Retype all of the entries word for word.
>>>>
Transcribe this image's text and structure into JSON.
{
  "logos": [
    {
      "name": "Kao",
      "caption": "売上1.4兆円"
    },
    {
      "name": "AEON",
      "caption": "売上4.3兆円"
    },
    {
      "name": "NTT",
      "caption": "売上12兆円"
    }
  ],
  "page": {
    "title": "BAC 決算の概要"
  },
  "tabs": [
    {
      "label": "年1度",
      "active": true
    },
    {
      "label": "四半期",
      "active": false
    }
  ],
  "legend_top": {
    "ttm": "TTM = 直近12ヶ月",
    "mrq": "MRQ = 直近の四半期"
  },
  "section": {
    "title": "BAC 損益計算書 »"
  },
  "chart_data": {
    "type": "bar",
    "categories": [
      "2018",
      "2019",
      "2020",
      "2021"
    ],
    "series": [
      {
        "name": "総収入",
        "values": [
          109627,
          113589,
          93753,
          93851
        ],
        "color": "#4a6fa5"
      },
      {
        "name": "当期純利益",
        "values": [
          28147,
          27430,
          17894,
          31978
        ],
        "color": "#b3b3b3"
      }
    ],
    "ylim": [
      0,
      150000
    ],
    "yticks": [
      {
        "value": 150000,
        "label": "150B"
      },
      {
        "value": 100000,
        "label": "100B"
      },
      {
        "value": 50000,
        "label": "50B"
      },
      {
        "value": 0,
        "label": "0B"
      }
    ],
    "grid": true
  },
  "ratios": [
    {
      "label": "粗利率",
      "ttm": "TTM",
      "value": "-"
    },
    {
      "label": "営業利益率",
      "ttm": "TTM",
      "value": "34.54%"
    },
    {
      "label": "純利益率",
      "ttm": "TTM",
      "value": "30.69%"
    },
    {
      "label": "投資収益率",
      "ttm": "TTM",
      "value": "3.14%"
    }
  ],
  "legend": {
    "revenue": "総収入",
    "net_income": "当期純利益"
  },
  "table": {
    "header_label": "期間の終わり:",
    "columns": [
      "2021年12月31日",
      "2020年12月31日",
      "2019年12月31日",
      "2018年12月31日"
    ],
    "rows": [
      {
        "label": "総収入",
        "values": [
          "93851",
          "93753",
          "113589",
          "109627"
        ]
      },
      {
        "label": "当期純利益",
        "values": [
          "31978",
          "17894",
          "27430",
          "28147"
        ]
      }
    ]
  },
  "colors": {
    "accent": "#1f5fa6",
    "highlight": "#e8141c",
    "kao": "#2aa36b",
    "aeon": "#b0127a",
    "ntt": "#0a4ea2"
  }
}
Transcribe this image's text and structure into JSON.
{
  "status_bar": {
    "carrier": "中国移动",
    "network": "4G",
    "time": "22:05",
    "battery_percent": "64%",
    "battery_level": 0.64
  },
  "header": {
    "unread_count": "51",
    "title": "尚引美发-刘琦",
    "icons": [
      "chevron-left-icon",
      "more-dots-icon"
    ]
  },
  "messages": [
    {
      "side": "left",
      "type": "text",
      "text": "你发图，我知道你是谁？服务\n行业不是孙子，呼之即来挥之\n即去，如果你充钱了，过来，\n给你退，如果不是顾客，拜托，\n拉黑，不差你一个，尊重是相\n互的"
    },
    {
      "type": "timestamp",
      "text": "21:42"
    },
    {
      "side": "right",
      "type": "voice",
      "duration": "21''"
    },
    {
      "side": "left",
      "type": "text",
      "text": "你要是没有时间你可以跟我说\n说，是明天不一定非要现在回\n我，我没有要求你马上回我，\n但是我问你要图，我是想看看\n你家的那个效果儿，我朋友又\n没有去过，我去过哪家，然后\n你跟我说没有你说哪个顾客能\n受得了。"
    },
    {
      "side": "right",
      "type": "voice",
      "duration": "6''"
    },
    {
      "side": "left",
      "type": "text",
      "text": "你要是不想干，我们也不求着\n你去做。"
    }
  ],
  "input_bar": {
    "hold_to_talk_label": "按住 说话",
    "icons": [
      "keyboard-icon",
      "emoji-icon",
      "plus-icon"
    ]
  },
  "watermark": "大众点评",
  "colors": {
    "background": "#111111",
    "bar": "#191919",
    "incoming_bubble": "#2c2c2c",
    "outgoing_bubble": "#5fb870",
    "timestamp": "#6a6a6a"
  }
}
<<<<
▶ [Output for this task]
Transcribe this image's text and structure into JSON.
{
  "logos": [
    {
      "name": "Kao",
      "caption": "売上1.4兆円"
    },
    {
      "name": "AEON",
      "caption": "売上4.3兆円"
    },
    {
      "name": "NTT",
      "caption": "売上12兆円"
    }
  ],
  "page": {
    "title": "BAC 決算の概要"
  },
  "tabs": [
    {
      "label": "年1度",
      "active": true
    },
    {
      "label": "四半期",
      "active": false
    }
  ],
  "legend_top": {
    "ttm": "TTM = 直近12ヶ月",
    "mrq": "MRQ = 直近の四半期"
  },
  "section": {
    "title": "BAC 損益計算書 »"
  },
  "chart_data": {
    "type": "bar",
    "categories": [
      "2018",
      "2019",
      "2020",
      "2021"
    ],
    "series": [
      {
        "name": "総収入",
        "values": [
          109627,
          113589,
          93753,
          93851
        ],
        "color": "#4a6fa5"
      },
      {
        "name": "当期純利益",
        "values": [
          28147,
          27430,
          17894,
          31978
        ],
        "color": "#b3b3b3"
      }
    ],
    "ylim": [
      0,
      150000
    ],
    "yticks": [
      {
        "value": 150000,
        "label": "150B"
      },
      {
        "value": 100000,
        "label": "100B"
      },
      {
        "value": 50000,
        "label": "50B"
      },
      {
        "value": 0,
        "label": "0B"
      }
    ],
    "grid": true
  },
  "ratios": [
    {
      "label": "粗利率",
      "ttm": "TTM",
      "value": "-"
    },
    {
      "label": "営業利益率",
      "ttm": "TTM",
      "value": "34.54%"
    },
    {
      "label": "純利益率",
      "ttm": "TTM",
      "value": "30.69%"
    },
    {
      "label": "投資収益率",
      "ttm": "TTM",
      "value": "3.14%"
    }
  ],
  "legend": {
    "revenue": "総収入",
    "net_income": "当期純利益"
  },
  "table": {
    "header_label": "期間の終わり:",
    "columns": [
      "2021年12月31日",
      "2020年12月31日",
      "2019年12月31日",
      "2018年12月31日"
    ],
    "rows": [
      {
        "label": "総収入",
        "values": [
          "93851",
          "93753",
          "113589",
          "109627"
        ]
      },
      {
        "label": "当期純利益",
        "values": [
          "31978",
          "17894",
          "27430",
          "28147"
        ]
      }
    ]
  },
  "colors": {
    "accent": "#1f5fa6",
    "highlight": "#e8141c",
    "kao": "#2aa36b",
    "aeon": "#b0127a",
    "ntt": "#0a4ea2"
  }
}
Transcribe this image's text and structure into JSON.
{
  "status_bar": {
    "carrier": "中国移动",
    "network": "4G",
    "time": "22:05",
    "battery_percent": "64%",
    "battery_level": 0.64
  },
  "header": {
    "unread_count": "51",
    "title": "尚引美发-刘琦",
    "icons": [
      "chevron-left-icon",
      "more-dots-icon"
    ]
  },
  "messages": [
    {
      "side": "left",
      "type": "text",
      "text": "你发图，我知道你是谁？服务\n行业不是孙子，呼之即来挥之\n即去，如果你充钱了，过来，\n给你退，如果不是顾客，拜托，\n拉黑，不差你一个，尊重是相\n互的"
    },
    {
      "type": "timestamp",
      "text": "21:42"
    },
    {
      "side": "right",
      "type": "voice",
      "duration": "21''"
    },
    {
      "side": "left",
      "type": "text",
      "text": "你要是没有时间你可以跟我说\n说，是明天不一定非要现在回\n我，我没有要求你马上回我，\n但是我问你要图，我是想看看\n你家的那个效果儿，我朋友又\n没有去过，我去过哪家，然后\n你跟我说没有你说哪个顾客能\n受得了。"
    },
    {
      "side": "right",
      "type": "voice",
      "duration": "6''"
    },
    {
      "side": "left",
      "type": "text",
      "text": "你要是不想干，我们也不求着\n你去做。"
    }
  ],
  "input_bar": {
    "hold_to_talk_label": "按住 说话",
    "icons": [
      "keyboard-icon",
      "emoji-icon",
      "plus-icon"
    ]
  },
  "watermark": "大众点评",
  "colors": {
    "background": "#111111",
    "bar": "#191919",
    "incoming_bubble": "#2c2c2c",
    "outgoing_bubble": "#5fb870",
    "timestamp": "#6a6a6a"
  }
}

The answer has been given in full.